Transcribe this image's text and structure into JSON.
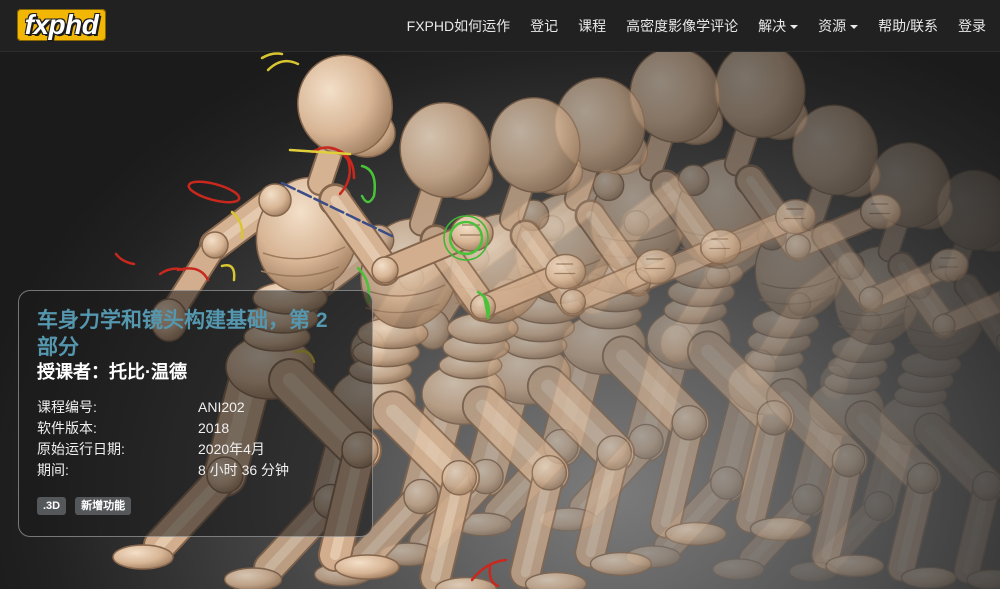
{
  "logo": {
    "text": "fxphd"
  },
  "nav": {
    "items": [
      {
        "label": "FXPHD如何运作"
      },
      {
        "label": "登记"
      },
      {
        "label": "课程"
      },
      {
        "label": "高密度影像学评论"
      },
      {
        "label": "解决",
        "icon": "caret-down-icon"
      },
      {
        "label": "资源",
        "icon": "caret-down-icon"
      },
      {
        "label": "帮助/联系"
      },
      {
        "label": "登录"
      }
    ]
  },
  "course": {
    "title": "车身力学和镜头构建基础，第 2 部分",
    "instructor": "授课者：托比·温德",
    "details": [
      {
        "label": "课程编号:",
        "value": "ANI202"
      },
      {
        "label": "软件版本:",
        "value": "2018"
      },
      {
        "label": "原始运行日期:",
        "value": "2020年4月"
      },
      {
        "label": "期间:",
        "value": "8 小时 36 分钟"
      }
    ],
    "tags": [
      ".3D",
      "新增功能"
    ]
  },
  "colors": {
    "logo_bg": "#f2b705",
    "title": "#5597ae",
    "nav_bg": "#212121",
    "tag_bg": "#55585b"
  }
}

## Written problem
Reproduce every line of the material precisely, omitting its pictures.

## Full solution
Transcribe this image's text and structure into JSON.
{
  "logo": {
    "text": "fxphd"
  },
  "nav": {
    "items": [
      {
        "label": "FXPHD如何运作"
      },
      {
        "label": "登记"
      },
      {
        "label": "课程"
      },
      {
        "label": "高密度影像学评论"
      },
      {
        "label": "解决",
        "icon": "caret-down-icon"
      },
      {
        "label": "资源",
        "icon": "caret-down-icon"
      },
      {
        "label": "帮助/联系"
      },
      {
        "label": "登录"
      }
    ]
  },
  "course": {
    "title": "车身力学和镜头构建基础，第 2 部分",
    "instructor": "授课者：托比·温德",
    "details": [
      {
        "label": "课程编号:",
        "value": "ANI202"
      },
      {
        "label": "软件版本:",
        "value": "2018"
      },
      {
        "label": "原始运行日期:",
        "value": "2020年4月"
      },
      {
        "label": "期间:",
        "value": "8 小时 36 分钟"
      }
    ],
    "tags": [
      ".3D",
      "新增功能"
    ]
  },
  "colors": {
    "logo_bg": "#f2b705",
    "title": "#5597ae",
    "nav_bg": "#212121",
    "tag_bg": "#55585b"
  }
}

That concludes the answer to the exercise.